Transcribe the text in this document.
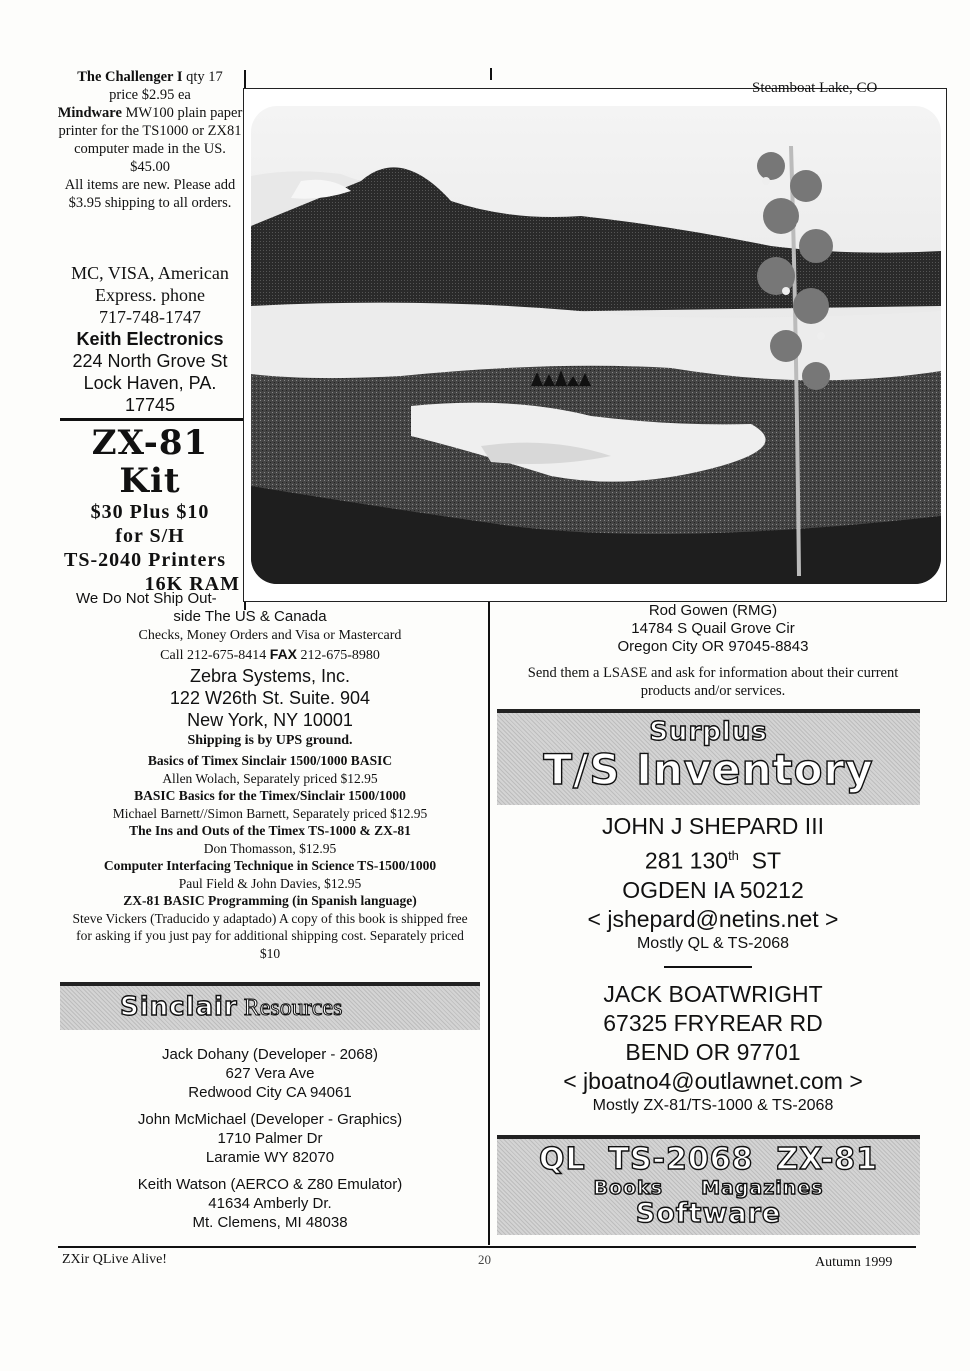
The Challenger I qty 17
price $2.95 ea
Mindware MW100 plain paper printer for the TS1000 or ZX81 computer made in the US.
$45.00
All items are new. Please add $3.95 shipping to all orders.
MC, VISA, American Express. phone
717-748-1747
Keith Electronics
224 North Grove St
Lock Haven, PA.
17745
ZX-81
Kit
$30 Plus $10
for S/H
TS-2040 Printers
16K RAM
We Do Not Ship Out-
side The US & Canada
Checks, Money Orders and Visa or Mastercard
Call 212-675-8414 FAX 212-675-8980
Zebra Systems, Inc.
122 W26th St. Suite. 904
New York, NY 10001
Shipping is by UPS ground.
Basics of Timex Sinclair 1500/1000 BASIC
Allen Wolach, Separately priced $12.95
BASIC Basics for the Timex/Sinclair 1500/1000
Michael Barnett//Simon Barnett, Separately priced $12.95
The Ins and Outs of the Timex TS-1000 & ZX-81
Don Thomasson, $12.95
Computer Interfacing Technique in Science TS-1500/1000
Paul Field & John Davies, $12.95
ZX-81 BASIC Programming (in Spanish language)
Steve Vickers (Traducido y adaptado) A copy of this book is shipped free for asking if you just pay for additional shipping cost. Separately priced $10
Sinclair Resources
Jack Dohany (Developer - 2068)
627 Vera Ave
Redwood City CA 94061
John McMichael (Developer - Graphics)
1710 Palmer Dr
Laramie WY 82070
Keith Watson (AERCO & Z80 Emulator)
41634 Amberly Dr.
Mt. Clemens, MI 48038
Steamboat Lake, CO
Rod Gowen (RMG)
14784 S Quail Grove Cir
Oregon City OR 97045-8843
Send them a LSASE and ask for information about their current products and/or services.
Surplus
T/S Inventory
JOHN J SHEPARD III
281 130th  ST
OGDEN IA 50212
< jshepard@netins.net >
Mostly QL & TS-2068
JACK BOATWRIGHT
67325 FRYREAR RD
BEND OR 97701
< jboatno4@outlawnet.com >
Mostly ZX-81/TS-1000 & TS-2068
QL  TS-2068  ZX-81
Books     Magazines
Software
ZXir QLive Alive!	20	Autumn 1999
* * * *
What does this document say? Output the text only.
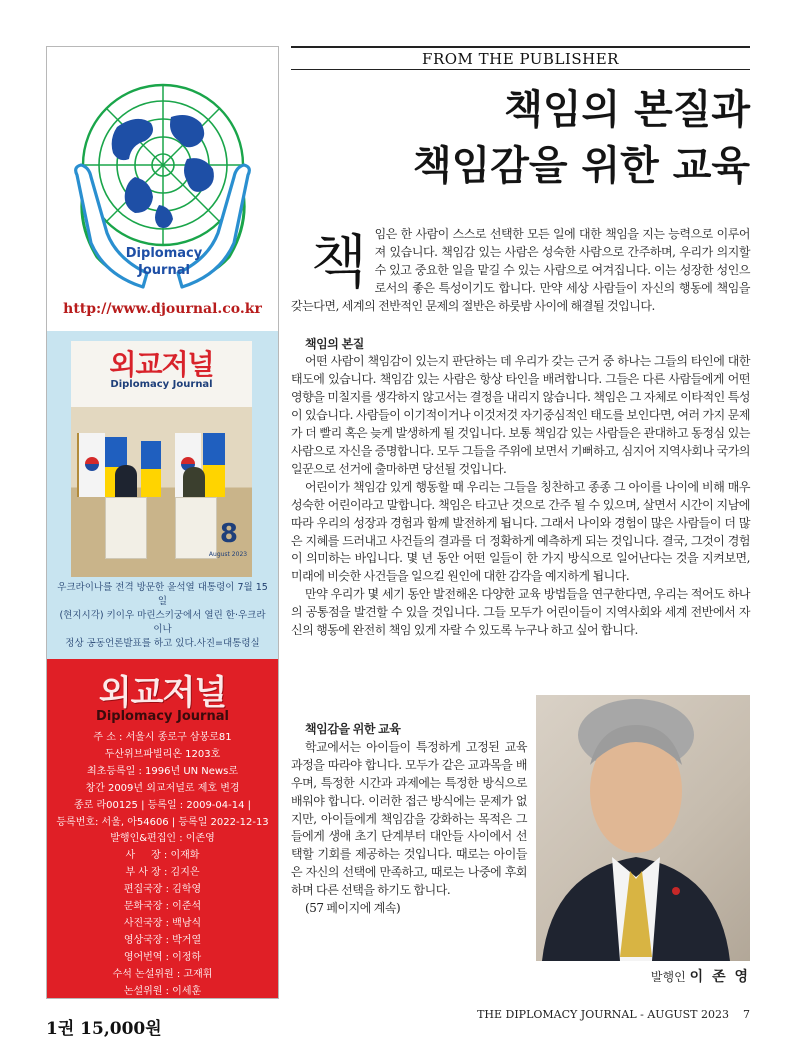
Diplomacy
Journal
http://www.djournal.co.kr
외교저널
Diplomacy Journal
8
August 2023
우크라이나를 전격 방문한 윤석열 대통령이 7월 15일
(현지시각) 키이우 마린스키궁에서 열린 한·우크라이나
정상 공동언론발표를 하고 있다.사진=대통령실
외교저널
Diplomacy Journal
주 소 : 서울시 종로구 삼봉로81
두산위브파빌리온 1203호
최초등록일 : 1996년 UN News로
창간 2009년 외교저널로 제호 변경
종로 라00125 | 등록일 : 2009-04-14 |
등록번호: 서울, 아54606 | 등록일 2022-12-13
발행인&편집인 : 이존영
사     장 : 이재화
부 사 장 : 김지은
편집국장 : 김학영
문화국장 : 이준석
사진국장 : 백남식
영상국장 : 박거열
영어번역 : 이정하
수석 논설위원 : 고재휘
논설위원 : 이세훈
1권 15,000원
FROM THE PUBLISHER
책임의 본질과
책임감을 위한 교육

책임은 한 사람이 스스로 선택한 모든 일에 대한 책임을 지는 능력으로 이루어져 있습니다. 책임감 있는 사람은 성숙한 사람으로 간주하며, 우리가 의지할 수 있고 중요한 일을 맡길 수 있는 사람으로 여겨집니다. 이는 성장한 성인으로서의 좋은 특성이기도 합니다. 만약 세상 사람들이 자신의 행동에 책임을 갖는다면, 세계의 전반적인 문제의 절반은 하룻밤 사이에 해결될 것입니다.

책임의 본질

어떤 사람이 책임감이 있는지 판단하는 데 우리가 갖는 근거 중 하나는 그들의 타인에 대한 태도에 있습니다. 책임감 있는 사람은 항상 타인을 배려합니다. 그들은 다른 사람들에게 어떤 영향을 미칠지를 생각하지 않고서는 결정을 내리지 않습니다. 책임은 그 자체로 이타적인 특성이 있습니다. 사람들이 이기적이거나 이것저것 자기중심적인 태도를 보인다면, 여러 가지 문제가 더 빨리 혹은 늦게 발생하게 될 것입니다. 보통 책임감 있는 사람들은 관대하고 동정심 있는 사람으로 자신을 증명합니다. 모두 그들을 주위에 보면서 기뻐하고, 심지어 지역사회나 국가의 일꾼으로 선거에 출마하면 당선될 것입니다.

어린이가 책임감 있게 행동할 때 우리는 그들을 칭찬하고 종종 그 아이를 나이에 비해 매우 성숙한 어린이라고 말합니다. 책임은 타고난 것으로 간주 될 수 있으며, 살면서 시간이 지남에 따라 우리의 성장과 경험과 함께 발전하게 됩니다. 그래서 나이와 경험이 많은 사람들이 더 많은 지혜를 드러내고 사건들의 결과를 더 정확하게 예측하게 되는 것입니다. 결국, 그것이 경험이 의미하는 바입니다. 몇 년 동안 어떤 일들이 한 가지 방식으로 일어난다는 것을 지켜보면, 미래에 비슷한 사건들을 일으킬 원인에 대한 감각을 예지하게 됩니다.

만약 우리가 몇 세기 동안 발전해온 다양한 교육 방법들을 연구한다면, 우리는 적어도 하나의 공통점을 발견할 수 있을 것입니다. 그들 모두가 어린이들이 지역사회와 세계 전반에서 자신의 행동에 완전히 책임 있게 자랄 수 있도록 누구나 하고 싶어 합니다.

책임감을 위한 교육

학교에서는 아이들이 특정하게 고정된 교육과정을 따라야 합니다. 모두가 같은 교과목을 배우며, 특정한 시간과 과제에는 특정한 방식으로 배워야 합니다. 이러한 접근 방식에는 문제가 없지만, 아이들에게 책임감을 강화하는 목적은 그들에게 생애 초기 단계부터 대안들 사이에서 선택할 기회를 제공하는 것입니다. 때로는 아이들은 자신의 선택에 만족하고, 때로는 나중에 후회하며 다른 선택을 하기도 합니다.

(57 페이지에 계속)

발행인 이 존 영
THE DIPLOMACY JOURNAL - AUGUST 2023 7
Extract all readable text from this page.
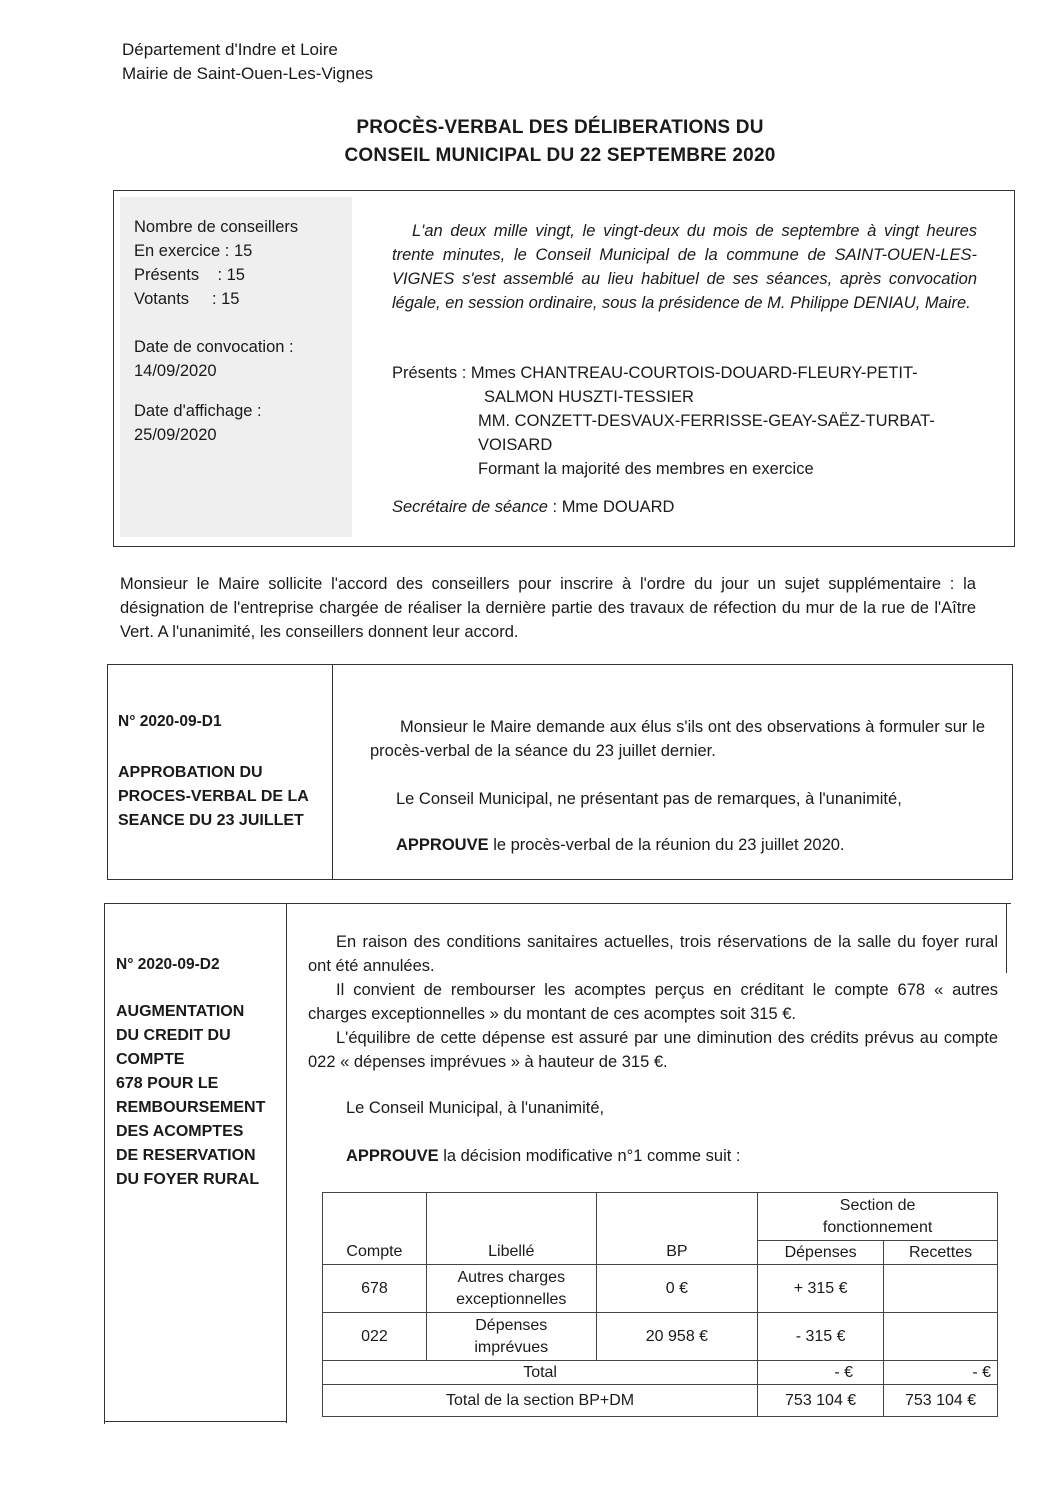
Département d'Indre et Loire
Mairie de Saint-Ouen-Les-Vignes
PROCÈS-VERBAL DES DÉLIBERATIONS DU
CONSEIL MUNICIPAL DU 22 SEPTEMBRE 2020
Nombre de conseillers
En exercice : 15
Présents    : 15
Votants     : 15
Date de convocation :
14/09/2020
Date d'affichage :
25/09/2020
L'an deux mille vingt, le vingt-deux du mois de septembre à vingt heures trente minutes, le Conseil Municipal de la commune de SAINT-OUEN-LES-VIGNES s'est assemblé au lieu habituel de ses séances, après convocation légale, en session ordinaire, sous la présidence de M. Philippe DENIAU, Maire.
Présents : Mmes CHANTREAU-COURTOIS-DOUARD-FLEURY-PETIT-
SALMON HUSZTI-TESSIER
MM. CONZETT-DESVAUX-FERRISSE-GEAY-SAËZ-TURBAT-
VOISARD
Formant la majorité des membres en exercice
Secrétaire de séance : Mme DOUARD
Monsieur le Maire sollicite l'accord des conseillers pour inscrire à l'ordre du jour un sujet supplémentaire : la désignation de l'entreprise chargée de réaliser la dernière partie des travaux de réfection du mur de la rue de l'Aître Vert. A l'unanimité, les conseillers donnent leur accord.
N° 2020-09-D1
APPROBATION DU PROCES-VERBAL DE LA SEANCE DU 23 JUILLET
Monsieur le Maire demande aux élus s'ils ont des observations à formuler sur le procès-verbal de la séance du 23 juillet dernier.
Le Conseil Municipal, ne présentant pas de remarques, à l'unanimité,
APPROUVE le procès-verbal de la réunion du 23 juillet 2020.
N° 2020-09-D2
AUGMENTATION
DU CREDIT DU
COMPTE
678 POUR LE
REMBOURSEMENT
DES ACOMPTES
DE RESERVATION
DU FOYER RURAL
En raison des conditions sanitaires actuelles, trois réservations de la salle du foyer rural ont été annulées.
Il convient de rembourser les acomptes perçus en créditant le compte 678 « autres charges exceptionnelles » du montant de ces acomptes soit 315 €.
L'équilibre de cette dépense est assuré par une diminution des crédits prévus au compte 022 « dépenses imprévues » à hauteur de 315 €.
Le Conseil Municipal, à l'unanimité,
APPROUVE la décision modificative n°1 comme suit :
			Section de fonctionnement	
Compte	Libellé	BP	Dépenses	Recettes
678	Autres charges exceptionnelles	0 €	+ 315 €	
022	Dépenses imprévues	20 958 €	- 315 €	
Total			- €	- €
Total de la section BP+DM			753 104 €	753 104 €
* * * *
# [What to produce]
Which lines hold the word "Keith"? Copy all of them.

# [Output]
Keith Electronics
Keith Watson (AERCO & Z80 Emulator)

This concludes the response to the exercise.